- **Given records**
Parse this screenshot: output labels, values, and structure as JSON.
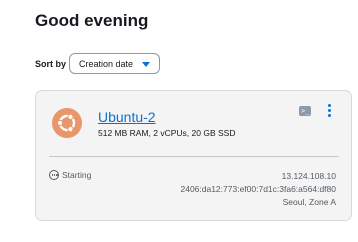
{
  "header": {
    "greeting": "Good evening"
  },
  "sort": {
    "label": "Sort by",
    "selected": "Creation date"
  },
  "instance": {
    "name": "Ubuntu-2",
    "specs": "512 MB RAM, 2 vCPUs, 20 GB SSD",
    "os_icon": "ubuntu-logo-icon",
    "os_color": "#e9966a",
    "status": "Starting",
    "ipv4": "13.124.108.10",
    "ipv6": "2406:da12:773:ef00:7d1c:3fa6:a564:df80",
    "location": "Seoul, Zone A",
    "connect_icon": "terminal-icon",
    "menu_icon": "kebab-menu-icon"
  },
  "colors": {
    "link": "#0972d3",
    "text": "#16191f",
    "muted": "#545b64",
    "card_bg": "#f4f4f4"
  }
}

- **What you have to do**
Repeat the material verbatim. Do not carry over any picture.

- **In response**
Parse this screenshot: output labels, values, and structure as JSON.
{
  "header": {
    "greeting": "Good evening"
  },
  "sort": {
    "label": "Sort by",
    "selected": "Creation date"
  },
  "instance": {
    "name": "Ubuntu-2",
    "specs": "512 MB RAM, 2 vCPUs, 20 GB SSD",
    "os_icon": "ubuntu-logo-icon",
    "os_color": "#e9966a",
    "status": "Starting",
    "ipv4": "13.124.108.10",
    "ipv6": "2406:da12:773:ef00:7d1c:3fa6:a564:df80",
    "location": "Seoul, Zone A",
    "connect_icon": "terminal-icon",
    "menu_icon": "kebab-menu-icon"
  },
  "colors": {
    "link": "#0972d3",
    "text": "#16191f",
    "muted": "#545b64",
    "card_bg": "#f4f4f4"
  }
}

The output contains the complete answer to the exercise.